Story published on March 6, 2024

The Virginia anti-declawing bill  passed in the House on March 5, 2024 and is on its way to the governor’s desk to be signed.
The Governor of Virginia signed the bill and it will become a law on July 1, 2024.
Which means a cat owner will be able to just get a note from their doctor saying they have a health issue and give it to their declawing veterinarian who will legally be able to perform this inhumane, cruel, and mutilating amputation procedure on a cat. Yep, it will be that easy.
Declawing veterinarians will be able to keep profiting from this inhumane amputation procedure and cat owners who are lazy and don’t want to use the simple, humane alternatives, will be able to keep getting their cats declawed.
The declawing bill was corrupted by an amendment offered by the Virginia Veterinary Medical Association ( that would allow cats to be declawed to protect an “owner’s health.”  You can read more about this in our recent investigative story. The Virginia anti-declawing bill
Also, here’s a video of the short testimony by the Richmond SPCA and Virginia Federation of Humane Societies in the hearing where their spokeswoman said they support this bad bill. Hearing testimony
(In 2023 the declawing bill was laid on the table by legislators who received a lot of donation money from the VVMA. Here’s our story.
All the big human health organizations do not recommend declawing a cat for any human health reason. There are always humane alternatives to declawing.
Declawed cats often develop behavioral issues like biting, aggression, and litter box issues and a bite is much more dangerous to a human than a scratch. Section #11 in our Facts vs Myths.
The Virginia Veterinary Medical Association wanted this amendment in the bill so that declawing will stay legal in VA.
Four animal welfare organizations, who say they are against declawing, the Richmond SPCA, the Virginia Federation of Humane Societies, Best Friends Animal Society, and PETA, supported this corrupted bill with the Virginia Veterinary Medical Associations “owner’s health” amendment in it.
Here’s our 3 minute video showing their testimony. Animal Organizations side with the VVMA.
The Paw Project, HSUS, and Alley Cat Allies do not support the owner’s health amendment in the bill, along with many Virginia animal welfare organizations listed below.
The Richmond SPCA and Virginia Federation of Humane Societies’ representative, Tabitha Treloar who is also the communication’s director for the Richmond SPCA, testified in many of the bill’s hearings in support of this bill with the owner’s health amendment in it.
In fact, in the Jan. 31, 2024 hearing, Ms Treloar said that declawing is invasive and dangerous.
===============
Prompt
Extend the article on the Virginia declawing bill, picking up right after its final sentence.

[Extracted data entries]
===============
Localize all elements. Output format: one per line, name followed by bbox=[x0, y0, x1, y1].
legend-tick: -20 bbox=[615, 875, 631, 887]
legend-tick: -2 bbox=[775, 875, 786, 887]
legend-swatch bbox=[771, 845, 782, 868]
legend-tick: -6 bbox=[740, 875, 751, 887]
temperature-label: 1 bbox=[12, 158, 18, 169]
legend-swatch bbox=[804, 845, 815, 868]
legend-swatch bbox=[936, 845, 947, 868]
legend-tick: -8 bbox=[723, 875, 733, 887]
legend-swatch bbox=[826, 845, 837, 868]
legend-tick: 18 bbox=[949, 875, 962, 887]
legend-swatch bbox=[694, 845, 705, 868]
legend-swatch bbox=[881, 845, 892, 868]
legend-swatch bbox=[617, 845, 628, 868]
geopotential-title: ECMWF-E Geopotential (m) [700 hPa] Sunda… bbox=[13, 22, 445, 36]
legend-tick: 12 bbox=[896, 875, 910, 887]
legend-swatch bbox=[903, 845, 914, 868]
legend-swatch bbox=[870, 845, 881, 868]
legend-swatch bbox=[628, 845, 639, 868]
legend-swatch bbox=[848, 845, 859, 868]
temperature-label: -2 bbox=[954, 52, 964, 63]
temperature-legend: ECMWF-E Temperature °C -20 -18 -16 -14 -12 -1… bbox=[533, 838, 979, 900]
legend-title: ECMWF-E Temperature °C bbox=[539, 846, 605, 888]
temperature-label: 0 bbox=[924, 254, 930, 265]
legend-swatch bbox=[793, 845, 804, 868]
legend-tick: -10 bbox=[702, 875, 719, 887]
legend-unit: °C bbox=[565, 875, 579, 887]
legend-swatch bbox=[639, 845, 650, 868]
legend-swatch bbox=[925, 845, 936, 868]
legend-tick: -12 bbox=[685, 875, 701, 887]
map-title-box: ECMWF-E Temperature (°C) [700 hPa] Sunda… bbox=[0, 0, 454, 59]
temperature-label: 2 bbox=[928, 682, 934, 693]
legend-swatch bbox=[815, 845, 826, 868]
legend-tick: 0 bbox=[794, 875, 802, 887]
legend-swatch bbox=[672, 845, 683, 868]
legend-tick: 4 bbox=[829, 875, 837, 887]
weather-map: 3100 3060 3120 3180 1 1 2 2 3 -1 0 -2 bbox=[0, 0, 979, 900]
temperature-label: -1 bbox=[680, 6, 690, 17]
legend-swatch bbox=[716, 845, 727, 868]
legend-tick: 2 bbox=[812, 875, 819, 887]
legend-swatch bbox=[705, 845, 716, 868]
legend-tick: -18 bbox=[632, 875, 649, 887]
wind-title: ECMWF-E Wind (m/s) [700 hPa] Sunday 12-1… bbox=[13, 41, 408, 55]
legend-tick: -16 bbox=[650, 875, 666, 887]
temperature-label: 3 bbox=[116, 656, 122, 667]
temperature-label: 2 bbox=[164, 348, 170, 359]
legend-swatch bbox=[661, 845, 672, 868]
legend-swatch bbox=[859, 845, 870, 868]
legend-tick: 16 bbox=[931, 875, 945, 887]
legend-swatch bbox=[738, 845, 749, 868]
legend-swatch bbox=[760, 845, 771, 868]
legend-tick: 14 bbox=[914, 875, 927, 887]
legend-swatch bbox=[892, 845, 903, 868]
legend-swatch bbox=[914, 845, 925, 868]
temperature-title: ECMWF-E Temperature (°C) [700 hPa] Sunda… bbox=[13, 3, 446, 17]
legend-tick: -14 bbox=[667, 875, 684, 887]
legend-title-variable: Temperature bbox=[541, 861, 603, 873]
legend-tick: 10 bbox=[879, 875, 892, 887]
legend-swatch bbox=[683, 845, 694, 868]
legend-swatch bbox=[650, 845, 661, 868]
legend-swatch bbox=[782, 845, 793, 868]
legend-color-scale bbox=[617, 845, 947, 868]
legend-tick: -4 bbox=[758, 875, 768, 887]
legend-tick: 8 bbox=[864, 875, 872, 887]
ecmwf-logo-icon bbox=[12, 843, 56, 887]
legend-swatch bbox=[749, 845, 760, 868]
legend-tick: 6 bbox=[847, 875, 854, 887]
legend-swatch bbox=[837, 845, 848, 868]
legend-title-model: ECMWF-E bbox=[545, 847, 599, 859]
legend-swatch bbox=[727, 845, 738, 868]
===============
Response
In the hearing to legislators in the House on the Feb. 21, 2024 Tabitha Treloar said, “I’m with Richmond SPCA and also speaking on behalf of the Virginia Federation of Humane Societies.   We have more than 113 shelters around the Commonwealth who are members of the Federation and we thank Delegate Martinez for bringing this bill.
We have really appreciated the work of the Virginia Veterinary Medical Association to come with a compromise and we do hope that you will support it.”
We reached out to the Richmond SPCA and Virginia Federation of Humane Societies and asked them quite a few questions for our story.
Ms Treloar replied with this note on Feb. 28, 2024.

“What I’d ask you to take into account is that it is not a matter of passing a perfect bill versus this bill. It’s a choice between this compromise and no bill – and should it be defeated, creating a toxic environment in which Virginia legislators will be unwilling to touch the declaw issue for years to come.

Currently Virginia law gives cats zero protections from declaw procedures. If we can pass HB 1354, the larger message is that declawing is banned in the Commonwealth. Any veterinarian who chooses to perform the procedure will do so knowing they may have to defend that decision in front of the Board of Veterinary Medicine, as does any physician who supplies a patient documentation that’s not legitimate.
While we respect your difference of opinion, and right to oppose the bill should you choose, we have thoughtfully talked with stakeholders here in Virginia to come to the decision to support the VVMA’s compromise that would allow HB 1354 to move out of committee and have a chance to become law.

We asked her who the stakeholders are and never received an answer.

 Ms Treloar said this in the Feb. 21, 2024 hearing to legislators, “We have really appreciated the work of the VVMA to come with a compromise and we do hope you will support it.”

(The compromised was the owner’s health amendment.)

We asked Ms Treloar this,  Why wouldn’t your organization work with all the other animal welfare organizations to keep the bill the way it was and that was to completely ban declawing without the owner’s health amendment? The NY and MD bills passed in those states because the legislators were educated about how declawing is never necessary, how it mutilates a cat’s paws and ruins their lives and often causes them to become aggressive and bite and not use the litter box and how a bite is much more dangerous to a person with a health issue than a scratch, and how there are always humane alternatives like trimming the cat’s nails for any reason an owner requests for a declaw.

Here’s the response we received from Ms Treloar on March 1, 2024.

“My statement of appreciation for the VVMA lobbyist’s work on HB 1354 is because without it, the bill would not have gotten a motion or the votes to move past the January 31 hearing in the house agriculture subcommittee. Keeping a bill alive and passing the House narrowly, 52-Y, 44-N, was dependent on agreeing to a compromise. 

If you are content with the status quo, then please do continue. Refusal to compromise on the bill does compromise animal wellbeing and preserve veterinarians’ ability to declaw for any – or no – reason at all.  We are seeking progress, however incrementally, and adding protections where there are none.”

According to animal welfare sources in Virginia, the VFHS sent an email out to their members on Feb. 28, 2024 with the details about the owner’s health amendment and said that HB 1354 is a priority bill.  Many of their member organizations responded by saying that this watered down bill with the owner’s health amendment in it should not be supported.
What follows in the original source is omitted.